[Dataset entries]
<<<<
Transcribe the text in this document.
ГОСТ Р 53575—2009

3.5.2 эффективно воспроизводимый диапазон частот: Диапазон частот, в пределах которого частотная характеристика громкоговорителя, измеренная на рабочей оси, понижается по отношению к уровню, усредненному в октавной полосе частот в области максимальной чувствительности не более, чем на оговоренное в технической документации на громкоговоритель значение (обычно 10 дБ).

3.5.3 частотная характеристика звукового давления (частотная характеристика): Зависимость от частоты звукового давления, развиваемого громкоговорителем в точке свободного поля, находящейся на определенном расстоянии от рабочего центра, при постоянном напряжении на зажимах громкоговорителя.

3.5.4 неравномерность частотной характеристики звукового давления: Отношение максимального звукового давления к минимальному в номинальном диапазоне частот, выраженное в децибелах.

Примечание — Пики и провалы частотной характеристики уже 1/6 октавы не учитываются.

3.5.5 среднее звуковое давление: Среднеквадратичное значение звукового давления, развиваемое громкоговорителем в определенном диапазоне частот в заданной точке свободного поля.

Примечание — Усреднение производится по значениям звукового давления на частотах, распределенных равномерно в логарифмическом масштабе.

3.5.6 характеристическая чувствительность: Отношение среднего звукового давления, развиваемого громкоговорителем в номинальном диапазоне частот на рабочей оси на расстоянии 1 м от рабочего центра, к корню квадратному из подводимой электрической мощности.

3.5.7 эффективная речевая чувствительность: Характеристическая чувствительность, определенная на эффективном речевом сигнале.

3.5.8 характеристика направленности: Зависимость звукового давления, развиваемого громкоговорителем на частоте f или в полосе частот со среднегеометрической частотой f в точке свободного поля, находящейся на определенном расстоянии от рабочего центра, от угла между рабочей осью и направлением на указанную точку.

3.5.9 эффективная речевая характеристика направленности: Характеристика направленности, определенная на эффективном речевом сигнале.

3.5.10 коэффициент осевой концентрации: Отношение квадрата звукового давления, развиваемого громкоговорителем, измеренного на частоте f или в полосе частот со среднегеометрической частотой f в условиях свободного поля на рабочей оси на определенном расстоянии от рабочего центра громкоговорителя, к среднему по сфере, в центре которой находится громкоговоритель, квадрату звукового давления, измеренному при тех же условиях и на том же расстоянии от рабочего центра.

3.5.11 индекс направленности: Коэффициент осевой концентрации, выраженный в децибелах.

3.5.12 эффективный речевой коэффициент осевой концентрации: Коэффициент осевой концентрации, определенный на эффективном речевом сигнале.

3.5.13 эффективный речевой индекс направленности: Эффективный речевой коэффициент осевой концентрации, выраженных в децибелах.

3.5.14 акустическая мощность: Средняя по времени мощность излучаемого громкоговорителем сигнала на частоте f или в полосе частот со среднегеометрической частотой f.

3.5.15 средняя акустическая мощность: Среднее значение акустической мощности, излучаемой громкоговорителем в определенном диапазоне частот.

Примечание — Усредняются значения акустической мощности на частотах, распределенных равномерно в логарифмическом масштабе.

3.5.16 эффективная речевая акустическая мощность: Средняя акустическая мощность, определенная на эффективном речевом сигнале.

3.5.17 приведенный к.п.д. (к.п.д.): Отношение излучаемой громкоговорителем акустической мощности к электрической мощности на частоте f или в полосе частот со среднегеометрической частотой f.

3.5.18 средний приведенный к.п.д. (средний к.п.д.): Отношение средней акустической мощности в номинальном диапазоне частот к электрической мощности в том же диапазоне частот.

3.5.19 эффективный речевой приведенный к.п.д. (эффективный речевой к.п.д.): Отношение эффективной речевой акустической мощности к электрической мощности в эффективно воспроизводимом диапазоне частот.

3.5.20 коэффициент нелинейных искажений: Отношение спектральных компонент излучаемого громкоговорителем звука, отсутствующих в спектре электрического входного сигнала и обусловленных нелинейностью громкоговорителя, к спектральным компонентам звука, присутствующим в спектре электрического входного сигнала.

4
>>>>
<<<<
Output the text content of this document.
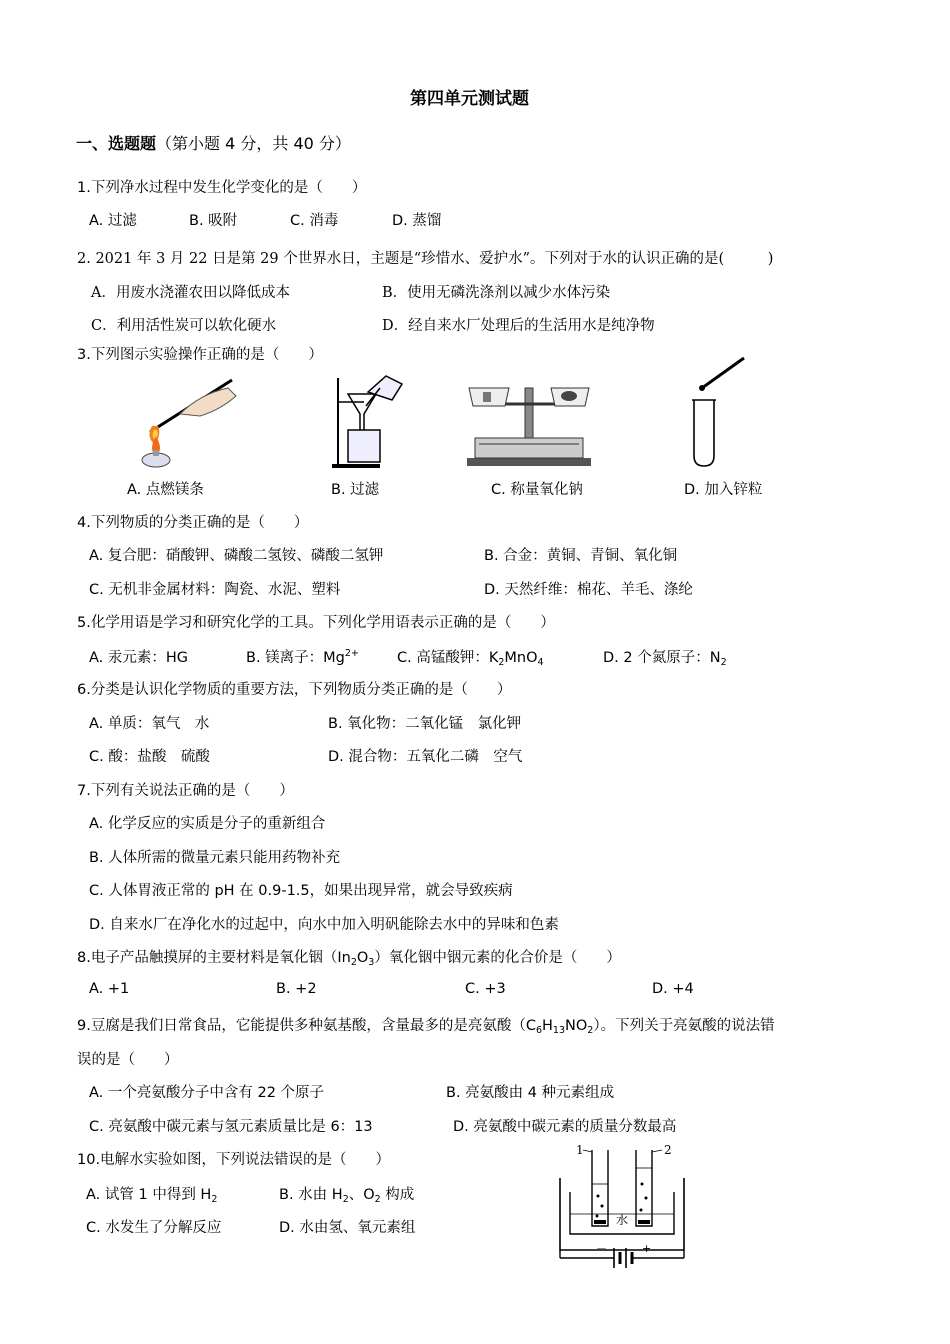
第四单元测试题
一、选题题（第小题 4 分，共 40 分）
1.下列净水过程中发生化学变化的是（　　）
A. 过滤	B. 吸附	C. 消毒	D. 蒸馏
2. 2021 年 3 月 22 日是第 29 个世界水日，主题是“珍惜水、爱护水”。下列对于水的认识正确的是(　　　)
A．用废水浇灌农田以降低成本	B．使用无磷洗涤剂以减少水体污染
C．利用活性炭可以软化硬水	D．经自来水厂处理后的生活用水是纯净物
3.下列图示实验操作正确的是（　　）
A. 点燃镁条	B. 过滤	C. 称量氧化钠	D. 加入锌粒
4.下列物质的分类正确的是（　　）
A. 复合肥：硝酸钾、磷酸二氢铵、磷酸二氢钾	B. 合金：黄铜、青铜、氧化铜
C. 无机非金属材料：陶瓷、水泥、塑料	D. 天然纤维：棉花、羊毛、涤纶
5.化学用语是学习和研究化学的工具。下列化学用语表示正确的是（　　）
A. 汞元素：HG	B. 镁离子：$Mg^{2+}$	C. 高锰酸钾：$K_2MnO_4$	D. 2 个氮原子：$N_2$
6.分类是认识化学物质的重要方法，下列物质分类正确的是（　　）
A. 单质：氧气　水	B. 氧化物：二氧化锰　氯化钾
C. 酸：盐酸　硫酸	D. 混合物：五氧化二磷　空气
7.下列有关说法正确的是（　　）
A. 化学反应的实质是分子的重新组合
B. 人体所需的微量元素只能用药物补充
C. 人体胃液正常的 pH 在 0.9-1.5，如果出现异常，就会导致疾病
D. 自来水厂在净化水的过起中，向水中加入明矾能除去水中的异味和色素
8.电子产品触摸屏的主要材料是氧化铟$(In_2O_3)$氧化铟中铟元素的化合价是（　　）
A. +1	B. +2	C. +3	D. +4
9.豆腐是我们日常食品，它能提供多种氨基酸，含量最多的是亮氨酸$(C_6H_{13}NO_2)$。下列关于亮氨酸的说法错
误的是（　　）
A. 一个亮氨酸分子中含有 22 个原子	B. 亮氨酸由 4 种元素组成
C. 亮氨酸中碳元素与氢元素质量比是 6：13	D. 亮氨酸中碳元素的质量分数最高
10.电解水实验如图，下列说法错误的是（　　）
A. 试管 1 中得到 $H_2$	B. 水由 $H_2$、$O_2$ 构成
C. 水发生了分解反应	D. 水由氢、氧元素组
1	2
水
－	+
>>>>
__Prompt__.
Scan the listing above and identify each line holding the string "логарифмическом"; copy every such line.

__Response to this exercise__.
Примечание — Усреднение производится по значениям звукового давления на частотах, распределенных равномерно в логарифмическом масштабе.
Примечание — Усредняются значения акустической мощности на частотах, распределенных равномерно в логарифмическом масштабе.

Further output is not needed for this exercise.